- [Short task]:
Reproduce every line of the records that follow, word for word and in the same order.

□ □ □ □ □ □ □

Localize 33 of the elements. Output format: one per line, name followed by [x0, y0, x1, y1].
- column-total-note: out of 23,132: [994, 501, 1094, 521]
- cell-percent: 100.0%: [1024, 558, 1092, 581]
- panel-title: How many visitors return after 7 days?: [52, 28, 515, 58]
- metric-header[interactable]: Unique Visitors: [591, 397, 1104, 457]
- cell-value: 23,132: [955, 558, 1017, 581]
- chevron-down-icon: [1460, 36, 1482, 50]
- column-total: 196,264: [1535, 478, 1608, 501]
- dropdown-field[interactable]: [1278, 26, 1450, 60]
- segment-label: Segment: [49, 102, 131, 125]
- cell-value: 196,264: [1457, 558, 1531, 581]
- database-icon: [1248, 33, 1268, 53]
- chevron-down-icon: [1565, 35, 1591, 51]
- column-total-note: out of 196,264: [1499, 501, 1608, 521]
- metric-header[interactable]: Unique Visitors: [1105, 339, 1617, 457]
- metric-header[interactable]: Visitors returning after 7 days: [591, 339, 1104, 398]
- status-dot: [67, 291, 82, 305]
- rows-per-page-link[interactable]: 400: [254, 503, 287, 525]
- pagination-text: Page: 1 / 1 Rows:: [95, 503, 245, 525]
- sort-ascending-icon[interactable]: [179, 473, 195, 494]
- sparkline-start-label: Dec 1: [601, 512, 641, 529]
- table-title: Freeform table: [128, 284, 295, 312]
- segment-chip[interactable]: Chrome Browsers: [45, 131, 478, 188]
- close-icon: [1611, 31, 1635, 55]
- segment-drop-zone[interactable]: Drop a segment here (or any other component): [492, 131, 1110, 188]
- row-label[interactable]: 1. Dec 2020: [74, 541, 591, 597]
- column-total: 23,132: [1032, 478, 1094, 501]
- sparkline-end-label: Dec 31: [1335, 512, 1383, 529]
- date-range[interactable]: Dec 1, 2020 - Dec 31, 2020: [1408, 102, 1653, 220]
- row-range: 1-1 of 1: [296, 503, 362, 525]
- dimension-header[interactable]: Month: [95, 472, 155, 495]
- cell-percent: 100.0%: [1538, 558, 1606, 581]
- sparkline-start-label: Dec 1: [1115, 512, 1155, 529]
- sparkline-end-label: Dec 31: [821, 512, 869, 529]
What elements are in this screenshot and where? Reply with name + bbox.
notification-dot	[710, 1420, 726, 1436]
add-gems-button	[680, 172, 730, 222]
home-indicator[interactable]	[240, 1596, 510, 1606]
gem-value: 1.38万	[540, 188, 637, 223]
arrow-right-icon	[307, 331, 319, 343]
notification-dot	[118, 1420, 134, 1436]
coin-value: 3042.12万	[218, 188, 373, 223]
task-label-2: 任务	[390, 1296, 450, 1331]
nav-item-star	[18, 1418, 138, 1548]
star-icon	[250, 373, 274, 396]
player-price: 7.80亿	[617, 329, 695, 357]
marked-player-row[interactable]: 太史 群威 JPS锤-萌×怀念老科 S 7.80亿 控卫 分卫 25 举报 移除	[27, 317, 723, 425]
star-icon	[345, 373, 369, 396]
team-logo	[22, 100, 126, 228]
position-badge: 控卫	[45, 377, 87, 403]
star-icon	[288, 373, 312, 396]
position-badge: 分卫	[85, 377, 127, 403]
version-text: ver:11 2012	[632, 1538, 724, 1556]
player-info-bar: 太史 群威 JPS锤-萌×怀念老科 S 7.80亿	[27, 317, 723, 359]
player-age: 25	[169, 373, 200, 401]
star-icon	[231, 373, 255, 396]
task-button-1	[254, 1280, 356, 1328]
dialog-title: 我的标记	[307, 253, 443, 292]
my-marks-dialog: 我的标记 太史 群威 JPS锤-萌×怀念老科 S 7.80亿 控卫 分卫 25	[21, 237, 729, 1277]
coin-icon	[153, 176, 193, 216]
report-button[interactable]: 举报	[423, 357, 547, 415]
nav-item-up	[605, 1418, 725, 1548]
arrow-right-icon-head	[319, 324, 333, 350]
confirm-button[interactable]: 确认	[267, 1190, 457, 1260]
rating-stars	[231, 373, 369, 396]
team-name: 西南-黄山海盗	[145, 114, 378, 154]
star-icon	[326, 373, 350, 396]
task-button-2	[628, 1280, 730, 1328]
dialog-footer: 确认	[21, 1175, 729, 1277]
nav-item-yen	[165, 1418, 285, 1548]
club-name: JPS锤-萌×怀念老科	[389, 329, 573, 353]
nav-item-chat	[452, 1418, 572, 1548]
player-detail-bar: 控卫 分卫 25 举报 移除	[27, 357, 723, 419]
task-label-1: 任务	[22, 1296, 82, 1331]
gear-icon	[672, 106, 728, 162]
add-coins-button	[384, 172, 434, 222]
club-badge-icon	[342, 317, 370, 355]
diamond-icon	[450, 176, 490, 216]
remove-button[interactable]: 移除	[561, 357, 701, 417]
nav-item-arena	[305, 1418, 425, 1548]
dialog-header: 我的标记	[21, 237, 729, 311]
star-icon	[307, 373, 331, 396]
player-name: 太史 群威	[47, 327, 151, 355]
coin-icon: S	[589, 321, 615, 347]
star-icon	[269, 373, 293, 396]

□ □ □ □ □ □ □

- [Exercise output]:
Localize 33 of the elements. Output format: one per line, name followed by [x0, y0, x1, y1].
- column-total-note: out of 23,132: [994, 501, 1094, 521]
- cell-percent: 100.0%: [1024, 558, 1092, 581]
- panel-title: How many visitors return after 7 days?: [52, 28, 515, 58]
- metric-header[interactable]: Unique Visitors: [591, 397, 1104, 457]
- cell-value: 23,132: [955, 558, 1017, 581]
- chevron-down-icon: [1460, 36, 1482, 50]
- column-total: 196,264: [1535, 478, 1608, 501]
- dropdown-field[interactable]: [1278, 26, 1450, 60]
- segment-label: Segment: [49, 102, 131, 125]
- cell-value: 196,264: [1457, 558, 1531, 581]
- database-icon: [1248, 33, 1268, 53]
- chevron-down-icon: [1565, 35, 1591, 51]
- column-total-note: out of 196,264: [1499, 501, 1608, 521]
- metric-header[interactable]: Unique Visitors: [1105, 339, 1617, 457]
- metric-header[interactable]: Visitors returning after 7 days: [591, 339, 1104, 398]
- status-dot: [67, 291, 82, 305]
- rows-per-page-link[interactable]: 400: [254, 503, 287, 525]
- pagination-text: Page: 1 / 1 Rows:: [95, 503, 245, 525]
- sort-ascending-icon[interactable]: [179, 473, 195, 494]
- sparkline-start-label: Dec 1: [601, 512, 641, 529]
- table-title: Freeform table: [128, 284, 295, 312]
- segment-chip[interactable]: Chrome Browsers: [45, 131, 478, 188]
- close-icon: [1611, 31, 1635, 55]
- segment-drop-zone[interactable]: Drop a segment here (or any other component): [492, 131, 1110, 188]
- row-label[interactable]: 1. Dec 2020: [74, 541, 591, 597]
- column-total: 23,132: [1032, 478, 1094, 501]
- sparkline-end-label: Dec 31: [1335, 512, 1383, 529]
- date-range[interactable]: Dec 1, 2020 - Dec 31, 2020: [1408, 102, 1653, 220]
- row-range: 1-1 of 1: [296, 503, 362, 525]
- dimension-header[interactable]: Month: [95, 472, 155, 495]
- cell-percent: 100.0%: [1538, 558, 1606, 581]
- sparkline-start-label: Dec 1: [1115, 512, 1155, 529]
- sparkline-end-label: Dec 31: [821, 512, 869, 529]
What elements are in this screenshot and where? Reply with name + bbox.
notification-dot	[710, 1420, 726, 1436]
add-gems-button	[680, 172, 730, 222]
home-indicator[interactable]	[240, 1596, 510, 1606]
gem-value: 1.38万	[540, 188, 637, 223]
arrow-right-icon	[307, 331, 319, 343]
notification-dot	[118, 1420, 134, 1436]
coin-value: 3042.12万	[218, 188, 373, 223]
task-label-2: 任务	[390, 1296, 450, 1331]
nav-item-star	[18, 1418, 138, 1548]
star-icon	[250, 373, 274, 396]
player-price: 7.80亿	[617, 329, 695, 357]
marked-player-row[interactable]: 太史 群威 JPS锤-萌×怀念老科 S 7.80亿 控卫 分卫 25 举报 移除	[27, 317, 723, 425]
star-icon	[345, 373, 369, 396]
team-logo	[22, 100, 126, 228]
position-badge: 控卫	[45, 377, 87, 403]
star-icon	[288, 373, 312, 396]
position-badge: 分卫	[85, 377, 127, 403]
version-text: ver:11 2012	[632, 1538, 724, 1556]
player-info-bar: 太史 群威 JPS锤-萌×怀念老科 S 7.80亿	[27, 317, 723, 359]
player-age: 25	[169, 373, 200, 401]
star-icon	[231, 373, 255, 396]
task-button-1	[254, 1280, 356, 1328]
dialog-title: 我的标记	[307, 253, 443, 292]
my-marks-dialog: 我的标记 太史 群威 JPS锤-萌×怀念老科 S 7.80亿 控卫 分卫 25	[21, 237, 729, 1277]
coin-icon	[153, 176, 193, 216]
report-button[interactable]: 举报	[423, 357, 547, 415]
nav-item-up	[605, 1418, 725, 1548]
arrow-right-icon-head	[319, 324, 333, 350]
confirm-button[interactable]: 确认	[267, 1190, 457, 1260]
rating-stars	[231, 373, 369, 396]
team-name: 西南-黄山海盗	[145, 114, 378, 154]
star-icon	[326, 373, 350, 396]
task-button-2	[628, 1280, 730, 1328]
dialog-footer: 确认	[21, 1175, 729, 1277]
nav-item-yen	[165, 1418, 285, 1548]
club-name: JPS锤-萌×怀念老科	[389, 329, 573, 353]
nav-item-chat	[452, 1418, 572, 1548]
player-detail-bar: 控卫 分卫 25 举报 移除	[27, 357, 723, 419]
task-label-1: 任务	[22, 1296, 82, 1331]
gear-icon	[672, 106, 728, 162]
add-coins-button	[384, 172, 434, 222]
club-badge-icon	[342, 317, 370, 355]
diamond-icon	[450, 176, 490, 216]
remove-button[interactable]: 移除	[561, 357, 701, 417]
nav-item-arena	[305, 1418, 425, 1548]
dialog-header: 我的标记	[21, 237, 729, 311]
star-icon	[307, 373, 331, 396]
player-name: 太史 群威	[47, 327, 151, 355]
coin-icon: S	[589, 321, 615, 347]
star-icon	[269, 373, 293, 396]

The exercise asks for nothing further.